▶ _What the task asks_
How many of the lines below include "Update"? Give the number and no other words.

(Records)

━━━━━━━━

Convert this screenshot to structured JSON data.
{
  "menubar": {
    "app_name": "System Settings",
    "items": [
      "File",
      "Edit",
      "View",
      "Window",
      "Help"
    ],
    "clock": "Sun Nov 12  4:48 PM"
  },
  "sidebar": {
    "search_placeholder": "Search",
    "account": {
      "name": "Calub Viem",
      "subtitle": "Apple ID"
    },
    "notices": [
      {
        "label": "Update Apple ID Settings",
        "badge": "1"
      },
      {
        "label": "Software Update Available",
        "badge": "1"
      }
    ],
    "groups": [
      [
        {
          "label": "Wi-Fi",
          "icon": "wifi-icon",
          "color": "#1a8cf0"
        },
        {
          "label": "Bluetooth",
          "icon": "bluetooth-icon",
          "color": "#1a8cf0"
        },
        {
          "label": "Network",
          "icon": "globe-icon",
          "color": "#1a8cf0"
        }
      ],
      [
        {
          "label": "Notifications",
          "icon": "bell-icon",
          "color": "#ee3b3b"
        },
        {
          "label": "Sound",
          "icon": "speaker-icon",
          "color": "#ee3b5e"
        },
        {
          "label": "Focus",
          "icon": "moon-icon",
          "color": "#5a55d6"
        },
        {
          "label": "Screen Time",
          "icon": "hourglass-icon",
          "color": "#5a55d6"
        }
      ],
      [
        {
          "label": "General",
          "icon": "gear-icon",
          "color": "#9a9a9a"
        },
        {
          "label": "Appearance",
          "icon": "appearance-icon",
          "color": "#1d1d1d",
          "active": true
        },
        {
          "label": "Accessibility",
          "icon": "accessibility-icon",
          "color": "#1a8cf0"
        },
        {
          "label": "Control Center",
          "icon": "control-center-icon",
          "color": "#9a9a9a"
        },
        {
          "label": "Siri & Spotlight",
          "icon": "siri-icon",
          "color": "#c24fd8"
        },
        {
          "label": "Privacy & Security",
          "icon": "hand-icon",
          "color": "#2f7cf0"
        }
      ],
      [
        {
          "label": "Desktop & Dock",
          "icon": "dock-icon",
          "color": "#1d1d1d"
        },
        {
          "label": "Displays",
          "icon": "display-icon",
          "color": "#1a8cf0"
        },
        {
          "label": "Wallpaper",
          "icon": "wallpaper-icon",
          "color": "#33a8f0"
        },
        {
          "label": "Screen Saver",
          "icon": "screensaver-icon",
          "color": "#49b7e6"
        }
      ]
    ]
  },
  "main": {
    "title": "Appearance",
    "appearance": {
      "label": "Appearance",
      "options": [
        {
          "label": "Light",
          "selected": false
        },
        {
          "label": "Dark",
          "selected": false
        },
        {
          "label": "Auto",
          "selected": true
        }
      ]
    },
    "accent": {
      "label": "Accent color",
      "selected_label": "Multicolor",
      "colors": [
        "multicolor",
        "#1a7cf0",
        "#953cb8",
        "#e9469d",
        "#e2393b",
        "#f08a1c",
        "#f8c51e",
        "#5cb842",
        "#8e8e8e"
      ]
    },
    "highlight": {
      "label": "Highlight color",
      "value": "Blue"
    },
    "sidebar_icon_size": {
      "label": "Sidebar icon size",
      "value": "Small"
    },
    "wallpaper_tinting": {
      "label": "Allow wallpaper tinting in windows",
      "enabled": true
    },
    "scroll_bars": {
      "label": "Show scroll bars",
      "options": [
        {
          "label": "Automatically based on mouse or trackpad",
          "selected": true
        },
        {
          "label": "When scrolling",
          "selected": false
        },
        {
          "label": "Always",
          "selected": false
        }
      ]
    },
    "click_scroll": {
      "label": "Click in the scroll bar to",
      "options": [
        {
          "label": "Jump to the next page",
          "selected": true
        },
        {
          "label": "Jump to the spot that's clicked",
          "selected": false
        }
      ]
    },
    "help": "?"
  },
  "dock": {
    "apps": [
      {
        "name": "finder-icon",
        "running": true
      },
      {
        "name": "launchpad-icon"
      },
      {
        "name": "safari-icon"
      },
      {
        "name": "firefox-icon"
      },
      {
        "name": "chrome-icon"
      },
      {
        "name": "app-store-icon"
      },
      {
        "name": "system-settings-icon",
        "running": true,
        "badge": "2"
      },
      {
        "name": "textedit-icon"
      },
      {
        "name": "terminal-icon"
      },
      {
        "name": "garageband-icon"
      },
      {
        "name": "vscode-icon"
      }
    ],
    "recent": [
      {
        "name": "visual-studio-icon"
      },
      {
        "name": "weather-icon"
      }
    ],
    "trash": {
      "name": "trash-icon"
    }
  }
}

━━━━━━━━

▶ _Output below_
2